[Figure dataset records]
+-------+
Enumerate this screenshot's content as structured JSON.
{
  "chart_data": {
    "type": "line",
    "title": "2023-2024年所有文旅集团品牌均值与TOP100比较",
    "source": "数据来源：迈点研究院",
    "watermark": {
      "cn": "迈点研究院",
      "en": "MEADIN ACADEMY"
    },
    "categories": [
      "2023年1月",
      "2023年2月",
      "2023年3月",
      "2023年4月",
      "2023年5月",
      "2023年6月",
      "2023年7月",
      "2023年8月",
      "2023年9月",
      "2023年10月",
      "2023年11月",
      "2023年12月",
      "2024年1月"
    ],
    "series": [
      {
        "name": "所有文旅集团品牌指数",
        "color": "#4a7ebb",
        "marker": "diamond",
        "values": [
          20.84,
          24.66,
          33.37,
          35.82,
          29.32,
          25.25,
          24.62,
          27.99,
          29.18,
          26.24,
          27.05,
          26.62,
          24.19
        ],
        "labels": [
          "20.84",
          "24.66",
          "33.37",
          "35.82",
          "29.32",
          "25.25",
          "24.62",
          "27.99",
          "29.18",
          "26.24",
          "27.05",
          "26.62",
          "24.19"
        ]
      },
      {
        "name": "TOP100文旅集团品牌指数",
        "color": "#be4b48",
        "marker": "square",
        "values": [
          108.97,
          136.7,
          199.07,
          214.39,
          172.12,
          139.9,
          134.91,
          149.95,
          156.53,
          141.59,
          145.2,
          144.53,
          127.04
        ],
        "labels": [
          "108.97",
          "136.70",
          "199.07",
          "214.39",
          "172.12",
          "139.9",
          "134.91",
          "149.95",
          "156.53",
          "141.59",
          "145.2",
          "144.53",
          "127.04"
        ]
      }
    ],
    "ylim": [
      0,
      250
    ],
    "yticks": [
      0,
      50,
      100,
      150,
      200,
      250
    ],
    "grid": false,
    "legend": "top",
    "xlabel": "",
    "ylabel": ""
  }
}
+-------+
◆ **EXERCISE PROMPT**:
The listing above should be transcribed in full, exactly as written.

◆ **REPLY**:
Enumerate this screenshot's content as structured JSON.
{
  "chart_data": {
    "type": "line",
    "title": "2023-2024年所有文旅集团品牌均值与TOP100比较",
    "source": "数据来源：迈点研究院",
    "watermark": {
      "cn": "迈点研究院",
      "en": "MEADIN ACADEMY"
    },
    "categories": [
      "2023年1月",
      "2023年2月",
      "2023年3月",
      "2023年4月",
      "2023年5月",
      "2023年6月",
      "2023年7月",
      "2023年8月",
      "2023年9月",
      "2023年10月",
      "2023年11月",
      "2023年12月",
      "2024年1月"
    ],
    "series": [
      {
        "name": "所有文旅集团品牌指数",
        "color": "#4a7ebb",
        "marker": "diamond",
        "values": [
          20.84,
          24.66,
          33.37,
          35.82,
          29.32,
          25.25,
          24.62,
          27.99,
          29.18,
          26.24,
          27.05,
          26.62,
          24.19
        ],
        "labels": [
          "20.84",
          "24.66",
          "33.37",
          "35.82",
          "29.32",
          "25.25",
          "24.62",
          "27.99",
          "29.18",
          "26.24",
          "27.05",
          "26.62",
          "24.19"
        ]
      },
      {
        "name": "TOP100文旅集团品牌指数",
        "color": "#be4b48",
        "marker": "square",
        "values": [
          108.97,
          136.7,
          199.07,
          214.39,
          172.12,
          139.9,
          134.91,
          149.95,
          156.53,
          141.59,
          145.2,
          144.53,
          127.04
        ],
        "labels": [
          "108.97",
          "136.70",
          "199.07",
          "214.39",
          "172.12",
          "139.9",
          "134.91",
          "149.95",
          "156.53",
          "141.59",
          "145.2",
          "144.53",
          "127.04"
        ]
      }
    ],
    "ylim": [
      0,
      250
    ],
    "yticks": [
      0,
      50,
      100,
      150,
      200,
      250
    ],
    "grid": false,
    "legend": "top",
    "xlabel": "",
    "ylabel": ""
  }
}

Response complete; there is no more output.